## begin

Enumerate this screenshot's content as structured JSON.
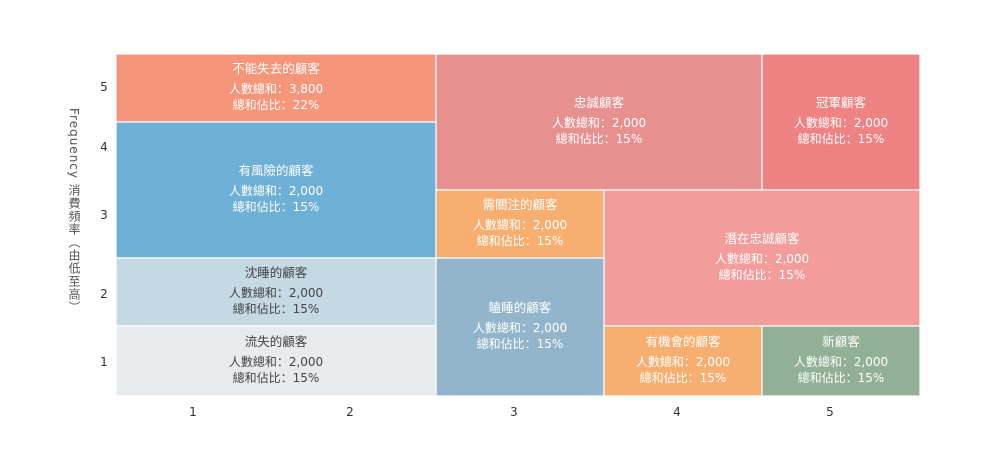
{
  "chart_data": {
    "type": "treemap-grid",
    "ylabel": "Frequency 消費頻率（由低至高）",
    "x_ticks": [
      "1",
      "2",
      "3",
      "4",
      "5"
    ],
    "y_ticks": [
      "5",
      "4",
      "3",
      "2",
      "1"
    ],
    "segments": [
      {
        "name": "不能失去的顧客",
        "lines": [
          "人數總和：3,800",
          "總和佔比：22%"
        ],
        "color": "#F5967B",
        "dark": false,
        "x": [
          1,
          3
        ],
        "y": [
          5,
          5
        ]
      },
      {
        "name": "忠誠顧客",
        "lines": [
          "人數總和：2,000",
          "總和佔比：15%"
        ],
        "color": "#E69090",
        "dark": false,
        "x": [
          3,
          5
        ],
        "y": [
          4,
          5
        ]
      },
      {
        "name": "冠軍顧客",
        "lines": [
          "人數總和：2,000",
          "總和佔比：15%"
        ],
        "color": "#EF8282",
        "dark": false,
        "x": [
          5,
          6
        ],
        "y": [
          4,
          5
        ]
      },
      {
        "name": "有風險的顧客",
        "lines": [
          "人數總和：2,000",
          "總和佔比：15%"
        ],
        "color": "#6FB0D6",
        "dark": false,
        "x": [
          1,
          3
        ],
        "y": [
          3,
          4
        ]
      },
      {
        "name": "需關注的顧客",
        "lines": [
          "人數總和：2,000",
          "總和佔比：15%"
        ],
        "color": "#F6AF70",
        "dark": false,
        "x": [
          3,
          4
        ],
        "y": [
          3,
          3
        ]
      },
      {
        "name": "潛在忠誠顧客",
        "lines": [
          "人數總和：2,000",
          "總和佔比：15%"
        ],
        "color": "#F29C9C",
        "dark": false,
        "x": [
          4,
          6
        ],
        "y": [
          2,
          3
        ]
      },
      {
        "name": "沈睡的顧客",
        "lines": [
          "人數總和：2,000",
          "總和佔比：15%"
        ],
        "color": "#C5D9E4",
        "dark": true,
        "x": [
          1,
          3
        ],
        "y": [
          2,
          2
        ]
      },
      {
        "name": "瞌睡的顧客",
        "lines": [
          "人數總和：2,000",
          "總和佔比：15%"
        ],
        "color": "#92B5CB",
        "dark": false,
        "x": [
          3,
          4
        ],
        "y": [
          1,
          2
        ]
      },
      {
        "name": "流失的顧客",
        "lines": [
          "人數總和：2,000",
          "總和佔比：15%"
        ],
        "color": "#E7EBEE",
        "dark": true,
        "x": [
          1,
          3
        ],
        "y": [
          1,
          1
        ]
      },
      {
        "name": "有機會的顧客",
        "lines": [
          "人數總和：2,000",
          "總和佔比：15%"
        ],
        "color": "#F6AF70",
        "dark": false,
        "x": [
          4,
          5
        ],
        "y": [
          1,
          1
        ]
      },
      {
        "name": "新顧客",
        "lines": [
          "人數總和：2,000",
          "總和佔比：15%"
        ],
        "color": "#92B096",
        "dark": false,
        "x": [
          5,
          6
        ],
        "y": [
          1,
          1
        ]
      }
    ]
  }
}
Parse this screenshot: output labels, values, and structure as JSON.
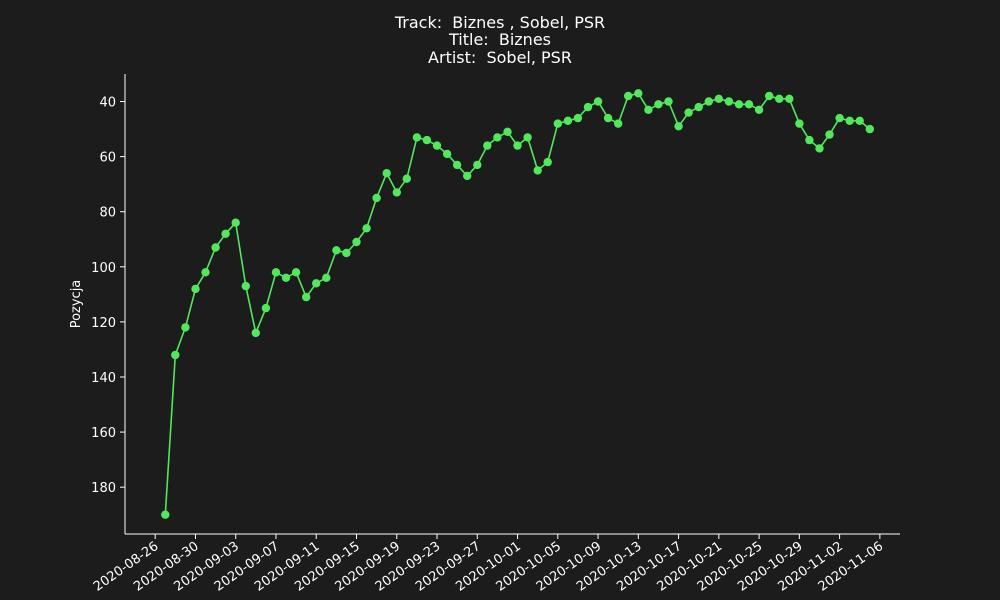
{
  "colors": {
    "background": "#1c1c1c",
    "foreground": "#ffffff",
    "series": "#4eea5a",
    "axis": "#ffffff"
  },
  "header": {
    "track_line": "Track:  Biznes , Sobel, PSR",
    "title_line": "Title:  Biznes",
    "artist_line": "Artist:  Sobel, PSR"
  },
  "chart_data": {
    "type": "line",
    "title": "Track:  Biznes , Sobel, PSR\nTitle:  Biznes\nArtist:  Sobel, PSR",
    "xlabel": "",
    "ylabel": "Pozycja",
    "y_inverted": true,
    "ylim": [
      30,
      197
    ],
    "xlim": [
      "2020-08-23",
      "2020-11-08"
    ],
    "yticks": [
      40,
      60,
      80,
      100,
      120,
      140,
      160,
      180
    ],
    "xticks": [
      "2020-08-26",
      "2020-08-30",
      "2020-09-03",
      "2020-09-07",
      "2020-09-11",
      "2020-09-15",
      "2020-09-19",
      "2020-09-23",
      "2020-09-27",
      "2020-10-01",
      "2020-10-05",
      "2020-10-09",
      "2020-10-13",
      "2020-10-17",
      "2020-10-21",
      "2020-10-25",
      "2020-10-29",
      "2020-11-02",
      "2020-11-06"
    ],
    "grid": false,
    "legend": "none",
    "series": [
      {
        "marker": "circle",
        "x": [
          "2020-08-27",
          "2020-08-28",
          "2020-08-29",
          "2020-08-30",
          "2020-08-31",
          "2020-09-01",
          "2020-09-02",
          "2020-09-03",
          "2020-09-04",
          "2020-09-05",
          "2020-09-06",
          "2020-09-07",
          "2020-09-08",
          "2020-09-09",
          "2020-09-10",
          "2020-09-11",
          "2020-09-12",
          "2020-09-13",
          "2020-09-14",
          "2020-09-15",
          "2020-09-16",
          "2020-09-17",
          "2020-09-18",
          "2020-09-19",
          "2020-09-20",
          "2020-09-21",
          "2020-09-22",
          "2020-09-23",
          "2020-09-24",
          "2020-09-25",
          "2020-09-26",
          "2020-09-27",
          "2020-09-28",
          "2020-09-29",
          "2020-09-30",
          "2020-10-01",
          "2020-10-02",
          "2020-10-03",
          "2020-10-04",
          "2020-10-05",
          "2020-10-06",
          "2020-10-07",
          "2020-10-08",
          "2020-10-09",
          "2020-10-10",
          "2020-10-11",
          "2020-10-12",
          "2020-10-13",
          "2020-10-14",
          "2020-10-15",
          "2020-10-16",
          "2020-10-17",
          "2020-10-18",
          "2020-10-19",
          "2020-10-20",
          "2020-10-21",
          "2020-10-22",
          "2020-10-23",
          "2020-10-24",
          "2020-10-25",
          "2020-10-26",
          "2020-10-27",
          "2020-10-28",
          "2020-10-29",
          "2020-10-30",
          "2020-10-31",
          "2020-11-01",
          "2020-11-02",
          "2020-11-03",
          "2020-11-04",
          "2020-11-05"
        ],
        "y": [
          190,
          132,
          122,
          108,
          102,
          93,
          88,
          84,
          107,
          124,
          115,
          102,
          104,
          102,
          111,
          106,
          104,
          94,
          95,
          91,
          86,
          75,
          66,
          73,
          68,
          53,
          54,
          56,
          59,
          63,
          67,
          63,
          56,
          53,
          51,
          56,
          53,
          65,
          62,
          48,
          47,
          46,
          42,
          40,
          46,
          48,
          38,
          37,
          43,
          41,
          40,
          49,
          44,
          42,
          40,
          39,
          40,
          41,
          41,
          43,
          38,
          39,
          39,
          48,
          54,
          57,
          52,
          46,
          47,
          47,
          50
        ]
      }
    ]
  }
}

## end

INSTRUCTION
Without the images, write out each line of the data verbatim.

SOLUTION TO THIS EXERCISE
Enumerate this screenshot's content as structured JSON.
{
  "chart_data": {
    "type": "treemap-grid",
    "ylabel": "Frequency 消費頻率（由低至高）",
    "x_ticks": [
      "1",
      "2",
      "3",
      "4",
      "5"
    ],
    "y_ticks": [
      "5",
      "4",
      "3",
      "2",
      "1"
    ],
    "segments": [
      {
        "name": "不能失去的顧客",
        "lines": [
          "人數總和：3,800",
          "總和佔比：22%"
        ],
        "color": "#F5967B",
        "dark": false,
        "x": [
          1,
          3
        ],
        "y": [
          5,
          5
        ]
      },
      {
        "name": "忠誠顧客",
        "lines": [
          "人數總和：2,000",
          "總和佔比：15%"
        ],
        "color": "#E69090",
        "dark": false,
        "x": [
          3,
          5
        ],
        "y": [
          4,
          5
        ]
      },
      {
        "name": "冠軍顧客",
        "lines": [
          "人數總和：2,000",
          "總和佔比：15%"
        ],
        "color": "#EF8282",
        "dark": false,
        "x": [
          5,
          6
        ],
        "y": [
          4,
          5
        ]
      },
      {
        "name": "有風險的顧客",
        "lines": [
          "人數總和：2,000",
          "總和佔比：15%"
        ],
        "color": "#6FB0D6",
        "dark": false,
        "x": [
          1,
          3
        ],
        "y": [
          3,
          4
        ]
      },
      {
        "name": "需關注的顧客",
        "lines": [
          "人數總和：2,000",
          "總和佔比：15%"
        ],
        "color": "#F6AF70",
        "dark": false,
        "x": [
          3,
          4
        ],
        "y": [
          3,
          3
        ]
      },
      {
        "name": "潛在忠誠顧客",
        "lines": [
          "人數總和：2,000",
          "總和佔比：15%"
        ],
        "color": "#F29C9C",
        "dark": false,
        "x": [
          4,
          6
        ],
        "y": [
          2,
          3
        ]
      },
      {
        "name": "沈睡的顧客",
        "lines": [
          "人數總和：2,000",
          "總和佔比：15%"
        ],
        "color": "#C5D9E4",
        "dark": true,
        "x": [
          1,
          3
        ],
        "y": [
          2,
          2
        ]
      },
      {
        "name": "瞌睡的顧客",
        "lines": [
          "人數總和：2,000",
          "總和佔比：15%"
        ],
        "color": "#92B5CB",
        "dark": false,
        "x": [
          3,
          4
        ],
        "y": [
          1,
          2
        ]
      },
      {
        "name": "流失的顧客",
        "lines": [
          "人數總和：2,000",
          "總和佔比：15%"
        ],
        "color": "#E7EBEE",
        "dark": true,
        "x": [
          1,
          3
        ],
        "y": [
          1,
          1
        ]
      },
      {
        "name": "有機會的顧客",
        "lines": [
          "人數總和：2,000",
          "總和佔比：15%"
        ],
        "color": "#F6AF70",
        "dark": false,
        "x": [
          4,
          5
        ],
        "y": [
          1,
          1
        ]
      },
      {
        "name": "新顧客",
        "lines": [
          "人數總和：2,000",
          "總和佔比：15%"
        ],
        "color": "#92B096",
        "dark": false,
        "x": [
          5,
          6
        ],
        "y": [
          1,
          1
        ]
      }
    ]
  }
}
Parse this screenshot: output labels, values, and structure as JSON.
{
  "colors": {
    "background": "#1c1c1c",
    "foreground": "#ffffff",
    "series": "#4eea5a",
    "axis": "#ffffff"
  },
  "header": {
    "track_line": "Track:  Biznes , Sobel, PSR",
    "title_line": "Title:  Biznes",
    "artist_line": "Artist:  Sobel, PSR"
  },
  "chart_data": {
    "type": "line",
    "title": "Track:  Biznes , Sobel, PSR\nTitle:  Biznes\nArtist:  Sobel, PSR",
    "xlabel": "",
    "ylabel": "Pozycja",
    "y_inverted": true,
    "ylim": [
      30,
      197
    ],
    "xlim": [
      "2020-08-23",
      "2020-11-08"
    ],
    "yticks": [
      40,
      60,
      80,
      100,
      120,
      140,
      160,
      180
    ],
    "xticks": [
      "2020-08-26",
      "2020-08-30",
      "2020-09-03",
      "2020-09-07",
      "2020-09-11",
      "2020-09-15",
      "2020-09-19",
      "2020-09-23",
      "2020-09-27",
      "2020-10-01",
      "2020-10-05",
      "2020-10-09",
      "2020-10-13",
      "2020-10-17",
      "2020-10-21",
      "2020-10-25",
      "2020-10-29",
      "2020-11-02",
      "2020-11-06"
    ],
    "grid": false,
    "legend": "none",
    "series": [
      {
        "marker": "circle",
        "x": [
          "2020-08-27",
          "2020-08-28",
          "2020-08-29",
          "2020-08-30",
          "2020-08-31",
          "2020-09-01",
          "2020-09-02",
          "2020-09-03",
          "2020-09-04",
          "2020-09-05",
          "2020-09-06",
          "2020-09-07",
          "2020-09-08",
          "2020-09-09",
          "2020-09-10",
          "2020-09-11",
          "2020-09-12",
          "2020-09-13",
          "2020-09-14",
          "2020-09-15",
          "2020-09-16",
          "2020-09-17",
          "2020-09-18",
          "2020-09-19",
          "2020-09-20",
          "2020-09-21",
          "2020-09-22",
          "2020-09-23",
          "2020-09-24",
          "2020-09-25",
          "2020-09-26",
          "2020-09-27",
          "2020-09-28",
          "2020-09-29",
          "2020-09-30",
          "2020-10-01",
          "2020-10-02",
          "2020-10-03",
          "2020-10-04",
          "2020-10-05",
          "2020-10-06",
          "2020-10-07",
          "2020-10-08",
          "2020-10-09",
          "2020-10-10",
          "2020-10-11",
          "2020-10-12",
          "2020-10-13",
          "2020-10-14",
          "2020-10-15",
          "2020-10-16",
          "2020-10-17",
          "2020-10-18",
          "2020-10-19",
          "2020-10-20",
          "2020-10-21",
          "2020-10-22",
          "2020-10-23",
          "2020-10-24",
          "2020-10-25",
          "2020-10-26",
          "2020-10-27",
          "2020-10-28",
          "2020-10-29",
          "2020-10-30",
          "2020-10-31",
          "2020-11-01",
          "2020-11-02",
          "2020-11-03",
          "2020-11-04",
          "2020-11-05"
        ],
        "y": [
          190,
          132,
          122,
          108,
          102,
          93,
          88,
          84,
          107,
          124,
          115,
          102,
          104,
          102,
          111,
          106,
          104,
          94,
          95,
          91,
          86,
          75,
          66,
          73,
          68,
          53,
          54,
          56,
          59,
          63,
          67,
          63,
          56,
          53,
          51,
          56,
          53,
          65,
          62,
          48,
          47,
          46,
          42,
          40,
          46,
          48,
          38,
          37,
          43,
          41,
          40,
          49,
          44,
          42,
          40,
          39,
          40,
          41,
          41,
          43,
          38,
          39,
          39,
          48,
          54,
          57,
          52,
          46,
          47,
          47,
          50
        ]
      }
    ]
  }
}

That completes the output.